▸ **WHAT YOU ARE ASKED TO DO**
Identify the lines that contain the string "Program" and copy all of them.

▸ **STORED ROWS**

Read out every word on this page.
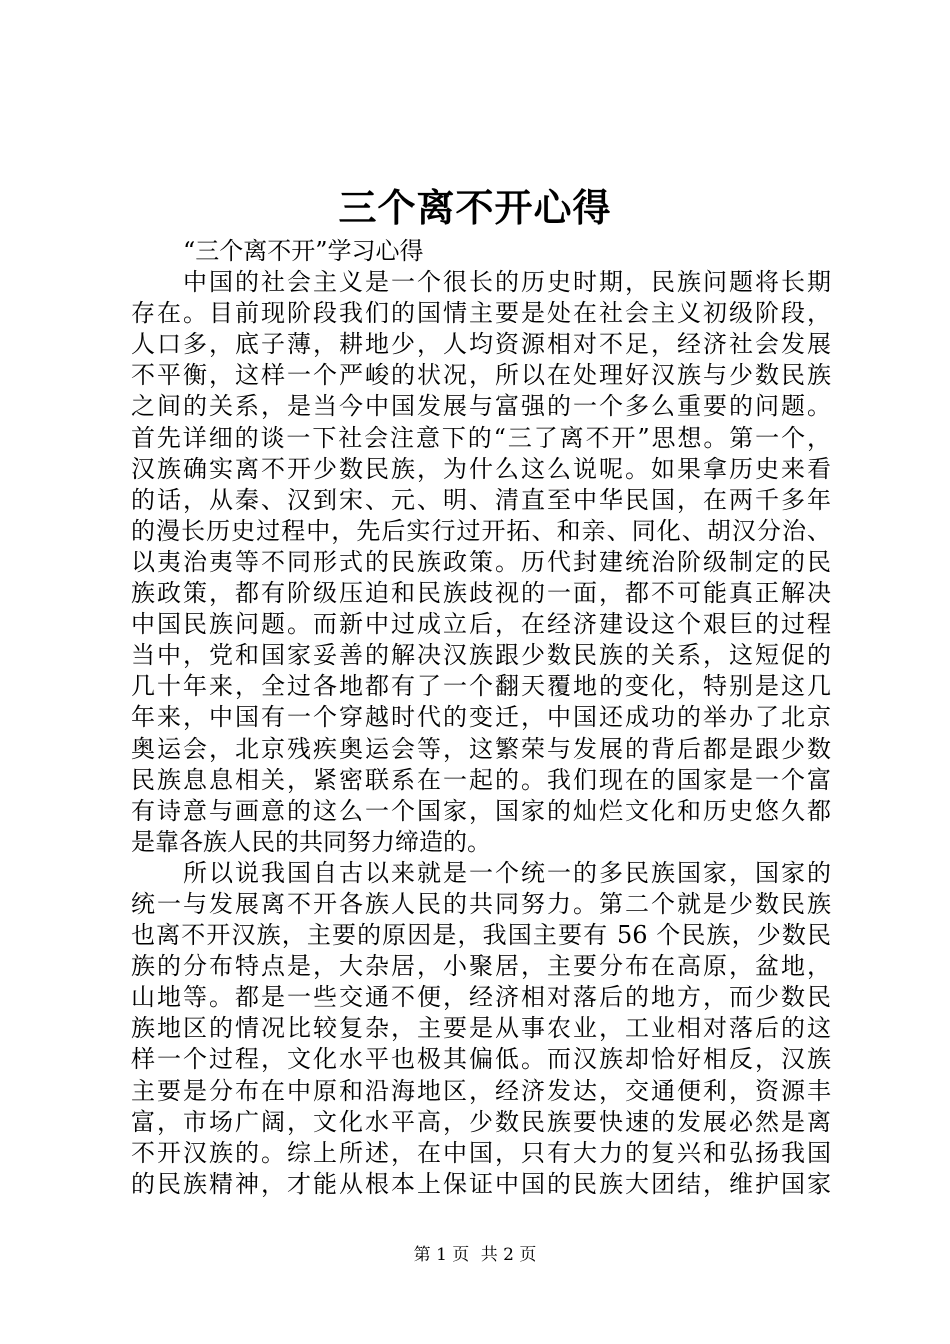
三个离不开心得
“三个离不开”学习心得
中国的社会主义是一个很长的历史时期，民族问题将长期
存在。目前现阶段我们的国情主要是处在社会主义初级阶段，
人口多，底子薄，耕地少，人均资源相对不足，经济社会发展
不平衡，这样一个严峻的状况，所以在处理好汉族与少数民族
之间的关系，是当今中国发展与富强的一个多么重要的问题。
首先详细的谈一下社会注意下的“三了离不开”思想。第一个，
汉族确实离不开少数民族，为什么这么说呢。如果拿历史来看
的话，从秦、汉到宋、元、明、清直至中华民国，在两千多年
的漫长历史过程中，先后实行过开拓、和亲、同化、胡汉分治、
以夷治夷等不同形式的民族政策。历代封建统治阶级制定的民
族政策，都有阶级压迫和民族歧视的一面，都不可能真正解决
中国民族问题。而新中过成立后，在经济建设这个艰巨的过程
当中，党和国家妥善的解决汉族跟少数民族的关系，这短促的
几十年来，全过各地都有了一个翻天覆地的变化，特别是这几
年来，中国有一个穿越时代的变迁，中国还成功的举办了北京
奥运会，北京残疾奥运会等，这繁荣与发展的背后都是跟少数
民族息息相关，紧密联系在一起的。我们现在的国家是一个富
有诗意与画意的这么一个国家，国家的灿烂文化和历史悠久都
是靠各族人民的共同努力缔造的。
所以说我国自古以来就是一个统一的多民族国家，国家的
统一与发展离不开各族人民的共同努力。第二个就是少数民族
也离不开汉族，主要的原因是，我国主要有 56 个民族，少数民
族的分布特点是，大杂居，小聚居，主要分布在高原，盆地，
山地等。都是一些交通不便，经济相对落后的地方，而少数民
族地区的情况比较复杂，主要是从事农业，工业相对落后的这
样一个过程，文化水平也极其偏低。而汉族却恰好相反，汉族
主要是分布在中原和沿海地区，经济发达，交通便利，资源丰
富，市场广阔，文化水平高，少数民族要快速的发展必然是离
不开汉族的。综上所述，在中国，只有大力的复兴和弘扬我国
的民族精神，才能从根本上保证中国的民族大团结，维护国家
第 1 页 共 2 页
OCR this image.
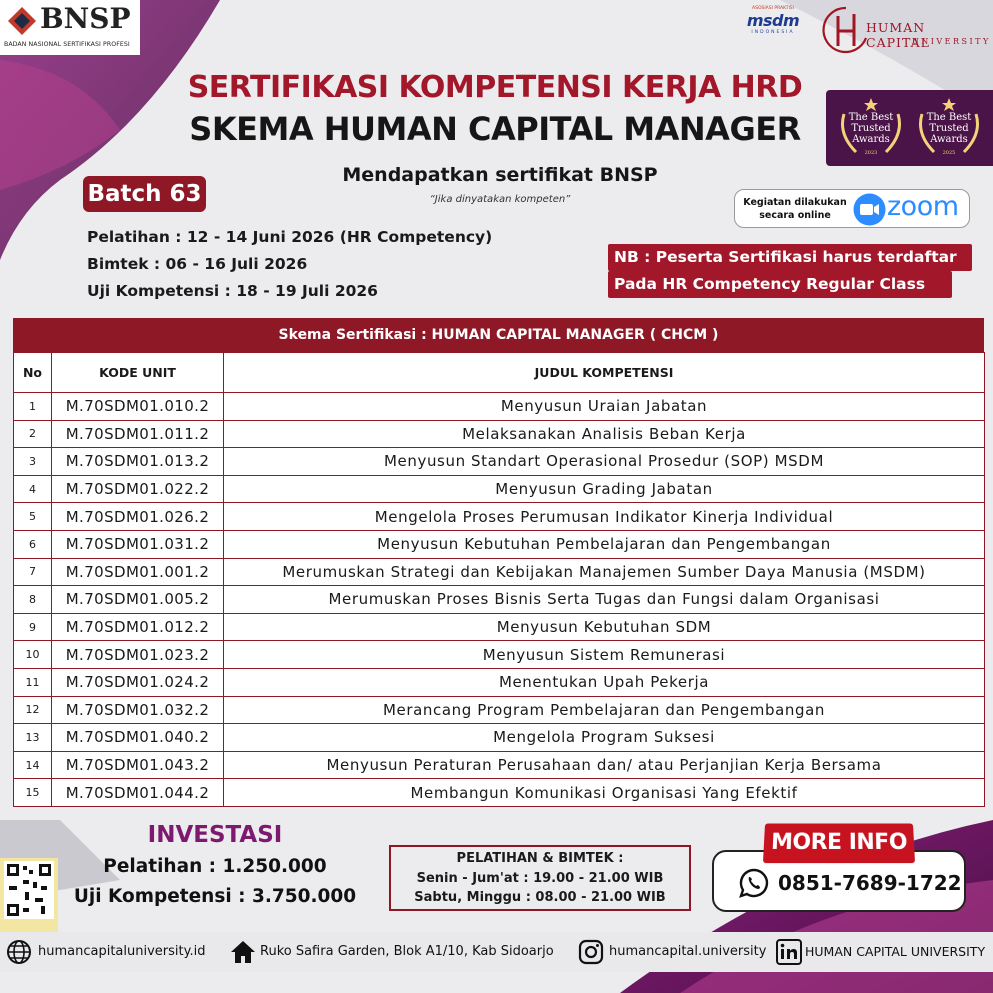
BNSP
BADAN NASIONAL SERTIFIKASI PROFESI
ASOSIASI PRAKTISI
msdm
INDONESIA	HUMAN CAPITAL
UNIVERSITY
SERTIFIKASI KOMPETENSI KERJA HRD
SKEMA HUMAN CAPITAL MANAGER	The Best Trusted Awards
2023
The Best Trusted Awards
2025
Batch 63
Mendapatkan sertifikat BNSP
“Jika dinyatakan kompeten”
Pelatihan : 12 - 14 Juni 2026 (HR Competency)
Bimtek : 06 - 16 Juli 2026
Uji Kompetensi : 18 - 19 Juli 2026
Kegiatan dilakukan secara online	zoom
NB : Peserta Sertifikasi harus terdaftar
Pada HR Competency Regular Class
Skema Sertifikasi : HUMAN CAPITAL MANAGER ( CHCM )
No	KODE UNIT	JUDUL KOMPETENSI
1	M.70SDM01.010.2	Menyusun Uraian Jabatan
2	M.70SDM01.011.2	Melaksanakan Analisis Beban Kerja
3	M.70SDM01.013.2	Menyusun Standart Operasional Prosedur (SOP) MSDM
4	M.70SDM01.022.2	Menyusun Grading Jabatan
5	M.70SDM01.026.2	Mengelola Proses Perumusan Indikator Kinerja Individual
6	M.70SDM01.031.2	Menyusun Kebutuhan Pembelajaran dan Pengembangan
7	M.70SDM01.001.2	Merumuskan Strategi dan Kebijakan Manajemen Sumber Daya Manusia (MSDM)
8	M.70SDM01.005.2	Merumuskan Proses Bisnis Serta Tugas dan Fungsi dalam Organisasi
9	M.70SDM01.012.2	Menyusun Kebutuhan SDM
10	M.70SDM01.023.2	Menyusun Sistem Remunerasi
11	M.70SDM01.024.2	Menentukan Upah Pekerja
12	M.70SDM01.032.2	Merancang Program Pembelajaran dan Pengembangan
13	M.70SDM01.040.2	Mengelola Program Suksesi
14	M.70SDM01.043.2	Menyusun Peraturan Perusahaan dan/ atau Perjanjian Kerja Bersama
15	M.70SDM01.044.2	Membangun Komunikasi Organisasi Yang Efektif
INVESTASI
Pelatihan : 1.250.000
Uji Kompetensi : 3.750.000
PELATIHAN & BIMTEK :
Senin - Jum'at : 19.00 - 21.00 WIB
Sabtu, Minggu : 08.00 - 21.00 WIB
MORE INFO
0851-7689-1722
humancapitaluniversity.id	Ruko Safira Garden, Blok A1/10, Kab Sidoarjo	humancapital.university	HUMAN CAPITAL UNIVERSITY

▸ **THE COMPLETED TASK**
12	M.70SDM01.032.2	Merancang Program Pembelajaran dan Pengembangan
13	M.70SDM01.040.2	Mengelola Program Suksesi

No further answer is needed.